**WHAT YOU HAVE TO DO:**
Copy every line from the one containing "Transcribe this image's" through the last line of the records below, both included, and nothing else.
········
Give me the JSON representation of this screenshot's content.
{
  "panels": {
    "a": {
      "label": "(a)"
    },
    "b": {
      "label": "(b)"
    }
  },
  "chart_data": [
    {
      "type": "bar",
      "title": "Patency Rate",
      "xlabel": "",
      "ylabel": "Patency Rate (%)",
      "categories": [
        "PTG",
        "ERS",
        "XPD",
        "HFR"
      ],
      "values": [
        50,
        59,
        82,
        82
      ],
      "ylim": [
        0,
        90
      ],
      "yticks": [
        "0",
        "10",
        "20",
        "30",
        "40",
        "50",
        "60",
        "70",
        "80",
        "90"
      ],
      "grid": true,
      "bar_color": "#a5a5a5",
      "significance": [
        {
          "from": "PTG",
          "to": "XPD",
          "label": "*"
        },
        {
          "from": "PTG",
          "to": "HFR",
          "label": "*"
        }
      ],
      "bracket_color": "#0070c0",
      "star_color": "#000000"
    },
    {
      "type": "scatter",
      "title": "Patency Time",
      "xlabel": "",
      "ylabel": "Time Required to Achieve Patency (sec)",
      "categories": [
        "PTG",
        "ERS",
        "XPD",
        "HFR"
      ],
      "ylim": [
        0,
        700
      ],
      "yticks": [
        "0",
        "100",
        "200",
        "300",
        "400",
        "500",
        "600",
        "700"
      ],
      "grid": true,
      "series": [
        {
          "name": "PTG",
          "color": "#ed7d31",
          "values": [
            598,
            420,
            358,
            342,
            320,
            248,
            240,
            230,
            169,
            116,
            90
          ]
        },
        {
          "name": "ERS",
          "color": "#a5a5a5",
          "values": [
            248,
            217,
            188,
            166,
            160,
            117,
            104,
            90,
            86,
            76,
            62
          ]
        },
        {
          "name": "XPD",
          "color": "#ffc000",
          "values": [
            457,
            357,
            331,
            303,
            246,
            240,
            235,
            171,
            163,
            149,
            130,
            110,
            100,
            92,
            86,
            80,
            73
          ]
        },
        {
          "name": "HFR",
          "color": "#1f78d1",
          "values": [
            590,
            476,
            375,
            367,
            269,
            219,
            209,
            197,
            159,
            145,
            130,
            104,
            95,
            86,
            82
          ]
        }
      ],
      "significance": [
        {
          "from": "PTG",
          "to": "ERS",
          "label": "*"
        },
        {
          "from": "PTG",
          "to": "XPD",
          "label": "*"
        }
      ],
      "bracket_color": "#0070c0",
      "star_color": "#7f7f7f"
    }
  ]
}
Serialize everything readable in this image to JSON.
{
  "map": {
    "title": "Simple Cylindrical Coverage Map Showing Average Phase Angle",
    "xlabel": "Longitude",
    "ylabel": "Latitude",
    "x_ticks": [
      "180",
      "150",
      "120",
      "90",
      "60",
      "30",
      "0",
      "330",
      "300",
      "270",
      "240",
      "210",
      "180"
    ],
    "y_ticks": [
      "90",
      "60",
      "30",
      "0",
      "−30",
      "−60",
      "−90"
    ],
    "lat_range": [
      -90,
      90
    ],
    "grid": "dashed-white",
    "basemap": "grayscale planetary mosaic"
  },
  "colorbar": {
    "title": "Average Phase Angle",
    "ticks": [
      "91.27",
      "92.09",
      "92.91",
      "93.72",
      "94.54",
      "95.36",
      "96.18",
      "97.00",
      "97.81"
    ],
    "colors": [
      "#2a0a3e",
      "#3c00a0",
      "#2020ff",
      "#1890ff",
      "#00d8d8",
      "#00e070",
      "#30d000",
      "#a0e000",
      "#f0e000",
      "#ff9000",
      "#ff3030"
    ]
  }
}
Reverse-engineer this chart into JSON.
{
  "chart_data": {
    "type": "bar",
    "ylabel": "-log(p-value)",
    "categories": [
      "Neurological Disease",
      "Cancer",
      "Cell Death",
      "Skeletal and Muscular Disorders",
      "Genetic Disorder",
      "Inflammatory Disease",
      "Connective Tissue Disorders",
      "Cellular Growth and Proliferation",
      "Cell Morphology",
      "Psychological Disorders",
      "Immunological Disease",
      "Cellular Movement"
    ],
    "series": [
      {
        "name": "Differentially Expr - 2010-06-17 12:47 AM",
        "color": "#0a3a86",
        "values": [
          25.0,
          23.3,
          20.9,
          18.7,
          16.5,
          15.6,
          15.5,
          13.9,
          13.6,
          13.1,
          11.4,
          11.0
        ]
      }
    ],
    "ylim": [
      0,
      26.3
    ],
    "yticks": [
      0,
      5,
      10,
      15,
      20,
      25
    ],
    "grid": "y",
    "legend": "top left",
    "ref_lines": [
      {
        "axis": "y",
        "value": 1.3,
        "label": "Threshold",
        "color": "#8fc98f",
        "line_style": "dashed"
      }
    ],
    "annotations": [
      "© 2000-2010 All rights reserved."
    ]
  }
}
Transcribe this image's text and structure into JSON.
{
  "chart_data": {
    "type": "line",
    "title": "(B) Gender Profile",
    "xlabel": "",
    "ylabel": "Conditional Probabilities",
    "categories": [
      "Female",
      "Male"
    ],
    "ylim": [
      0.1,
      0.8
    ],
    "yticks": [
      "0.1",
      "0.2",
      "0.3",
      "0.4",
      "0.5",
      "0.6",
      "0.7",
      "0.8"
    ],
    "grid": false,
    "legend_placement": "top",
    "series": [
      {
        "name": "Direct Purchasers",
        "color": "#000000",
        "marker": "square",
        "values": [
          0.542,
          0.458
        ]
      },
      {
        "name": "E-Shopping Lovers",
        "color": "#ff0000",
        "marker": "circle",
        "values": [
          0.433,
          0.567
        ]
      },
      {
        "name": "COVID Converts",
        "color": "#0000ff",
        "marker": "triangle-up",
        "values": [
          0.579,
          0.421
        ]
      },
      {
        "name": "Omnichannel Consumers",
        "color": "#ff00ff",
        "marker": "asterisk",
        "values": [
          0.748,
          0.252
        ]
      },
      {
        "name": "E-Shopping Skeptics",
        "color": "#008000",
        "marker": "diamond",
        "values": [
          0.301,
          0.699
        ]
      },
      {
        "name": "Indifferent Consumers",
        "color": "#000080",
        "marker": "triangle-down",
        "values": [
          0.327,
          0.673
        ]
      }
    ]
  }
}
········
**SOLUTION TO THIS EXERCISE:**
Transcribe this image's text and structure into JSON.
{
  "chart_data": {
    "type": "line",
    "title": "(B) Gender Profile",
    "xlabel": "",
    "ylabel": "Conditional Probabilities",
    "categories": [
      "Female",
      "Male"
    ],
    "ylim": [
      0.1,
      0.8
    ],
    "yticks": [
      "0.1",
      "0.2",
      "0.3",
      "0.4",
      "0.5",
      "0.6",
      "0.7",
      "0.8"
    ],
    "grid": false,
    "legend_placement": "top",
    "series": [
      {
        "name": "Direct Purchasers",
        "color": "#000000",
        "marker": "square",
        "values": [
          0.542,
          0.458
        ]
      },
      {
        "name": "E-Shopping Lovers",
        "color": "#ff0000",
        "marker": "circle",
        "values": [
          0.433,
          0.567
        ]
      },
      {
        "name": "COVID Converts",
        "color": "#0000ff",
        "marker": "triangle-up",
        "values": [
          0.579,
          0.421
        ]
      },
      {
        "name": "Omnichannel Consumers",
        "color": "#ff00ff",
        "marker": "asterisk",
        "values": [
          0.748,
          0.252
        ]
      },
      {
        "name": "E-Shopping Skeptics",
        "color": "#008000",
        "marker": "diamond",
        "values": [
          0.301,
          0.699
        ]
      },
      {
        "name": "Indifferent Consumers",
        "color": "#000080",
        "marker": "triangle-down",
        "values": [
          0.327,
          0.673
        ]
      }
    ]
  }
}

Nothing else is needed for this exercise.